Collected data
--- --- ---

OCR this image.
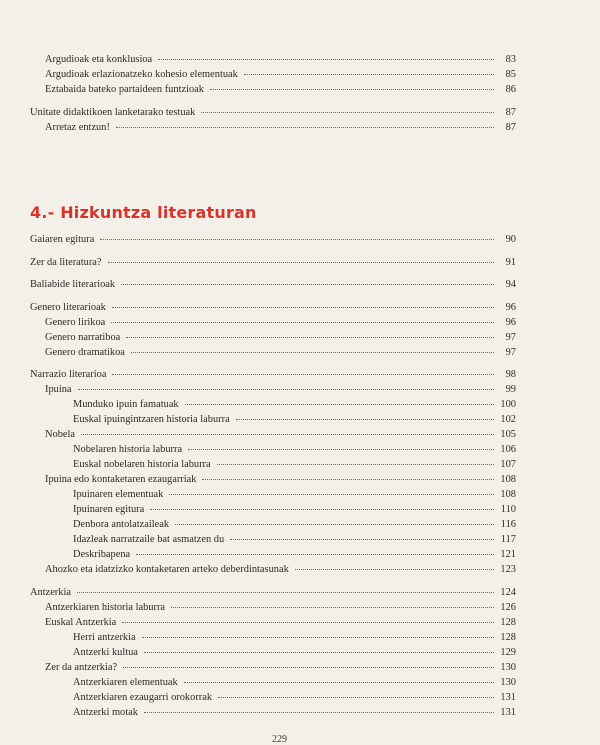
Argudioak eta konklusioa	83
Argudioak erlazionatzeko kohesio elementuak	85
Eztabaida bateko partaideen funtzioak	86
Unitate didaktikoen lanketarako testuak	87
Arretaz entzun!	87
4.- Hizkuntza literaturan
Gaiaren egitura	90
Zer da literatura?	91
Baliabide literarioak	94
Genero literarioak	96
Genero lirikoa	96
Genero narratiboa	97
Genero dramatikoa	97
Narrazio literarioa	98
Ipuina	99
Munduko ipuin famatuak	100
Euskal ipuingintzaren historia laburra	102
Nobela	105
Nobelaren historia laburra	106
Euskal nobelaren historia laburra	107
Ipuina edo kontaketaren ezaugarriak	108
Ipuinaren elementuak	108
Ipuinaren egitura	110
Denbora antolatzaileak	116
Idazleak narratzaile bat asmatzen du	117
Deskribapena	121
Ahozko eta idatzizko kontaketaren arteko deberdintasunak	123
Antzerkia	124
Antzerkiaren historia laburra	126
Euskal Antzerkia	128
Herri antzerkia	128
Antzerki kultua	129
Zer da antzerkia?	130
Antzerkiaren elementuak	130
Antzerkiaren ezaugarri orokorrak	131
Antzerki motak	131
229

--- --- ---

Find the lines of the material that hold the word "Antzerkiaren" and report their count alone.

3